DIRECTIONS:
Reproduce the line containing "Read this page and output its text content." exactly, along with each line after it through the end of the data; pictures are left out.

PROVIDED ENTRIES:

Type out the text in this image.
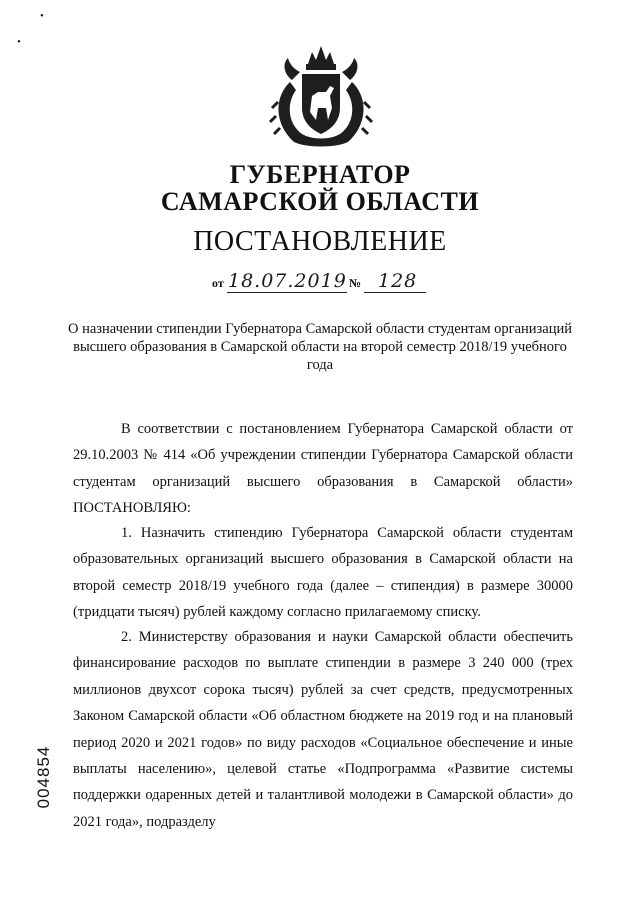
•
•
ГУБЕРНАТОР
САМАРСКОЙ ОБЛАСТИ
ПОСТАНОВЛЕНИЕ
от 18.07.2019 № 128
О назначении стипендии Губернатора Самарской области студентам организаций высшего образования в Самарской области на второй семестр 2018/19 учебного года

В соответствии с постановлением Губернатора Самарской области от 29.10.2003 № 414 «Об учреждении стипендии Губернатора Самарской области студентам организаций высшего образования в Самарской области» ПОСТАНОВЛЯЮ:

1. Назначить стипендию Губернатора Самарской области студентам образовательных организаций высшего образования в Самарской области на второй семестр 2018/19 учебного года (далее – стипендия) в размере 30000 (тридцати тысяч) рублей каждому согласно прилагаемому списку.

2. Министерству образования и науки Самарской области обеспечить финансирование расходов по выплате стипендии в размере 3 240 000 (трех миллионов двухсот сорока тысяч) рублей за счет средств, предусмотренных Законом Самарской области «Об областном бюджете на 2019 год и на плановый период 2020 и 2021 годов» по виду расходов «Социальное обеспечение и иные выплаты населению», целевой статье «Подпрограмма «Развитие системы поддержки одаренных детей и талантливой молодежи в Самарской области» до 2021 года», подразделу

004854
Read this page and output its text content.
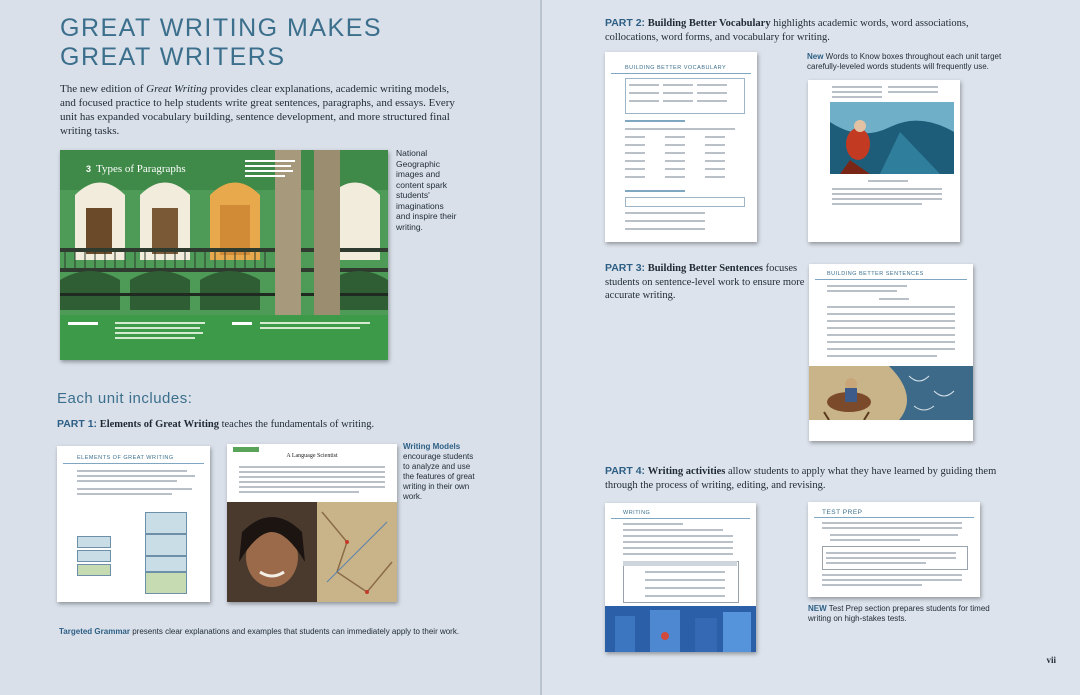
GREAT WRITING MAKES
GREAT WRITERS

The new edition of Great Writing provides clear explanations, academic writing models, and focused practice to help students write great sentences, paragraphs, and essays. Every unit has expanded vocabulary building, sentence development, and more structured final writing tasks.

3 Types of Paragraphs
National Geographic images and content spark students' imaginations and inspire their writing.
Each unit includes:
PART 1: Elements of Great Writing teaches the fundamentals of writing.
ELEMENTS OF GREAT WRITING	A Language Scientist
Writing Models encourage students to analyze and use the features of great writing in their own work.
Targeted Grammar presents clear explanations and examples that students can immediately apply to their work.
PART 2: Building Better Vocabulary highlights academic words, word associations, collocations, word forms, and vocabulary for writing.
BUILDING BETTER VOCABULARY
New Words to Know boxes throughout each unit target carefully-leveled words students will frequently use.
PART 3: Building Better Sentences focuses students on sentence-level work to ensure more accurate writing.
BUILDING BETTER SENTENCES
PART 4: Writing activities allow students to apply what they have learned by guiding them through the process of writing, editing, and revising.
WRITING	TEST PREP
NEW Test Prep section prepares students for timed writing on high-stakes tests.
vii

EXERCISE SOLUTION:
Read this page and output its text content.
GREAT WRITING MAKES
GREAT WRITERS

The new edition of Great Writing provides clear explanations, academic writing models, and focused practice to help students write great sentences, paragraphs, and essays. Every unit has expanded vocabulary building, sentence development, and more structured final writing tasks.

3 Types of Paragraphs
National Geographic images and content spark students' imaginations and inspire their writing.
Each unit includes:
PART 1: Elements of Great Writing teaches the fundamentals of writing.
ELEMENTS OF GREAT WRITING	A Language Scientist
Writing Models encourage students to analyze and use the features of great writing in their own work.
Targeted Grammar presents clear explanations and examples that students can immediately apply to their work.
PART 2: Building Better Vocabulary highlights academic words, word associations, collocations, word forms, and vocabulary for writing.
BUILDING BETTER VOCABULARY
New Words to Know boxes throughout each unit target carefully-leveled words students will frequently use.
PART 3: Building Better Sentences focuses students on sentence-level work to ensure more accurate writing.
BUILDING BETTER SENTENCES
PART 4: Writing activities allow students to apply what they have learned by guiding them through the process of writing, editing, and revising.
WRITING	TEST PREP
NEW Test Prep section prepares students for timed writing on high-stakes tests.
vii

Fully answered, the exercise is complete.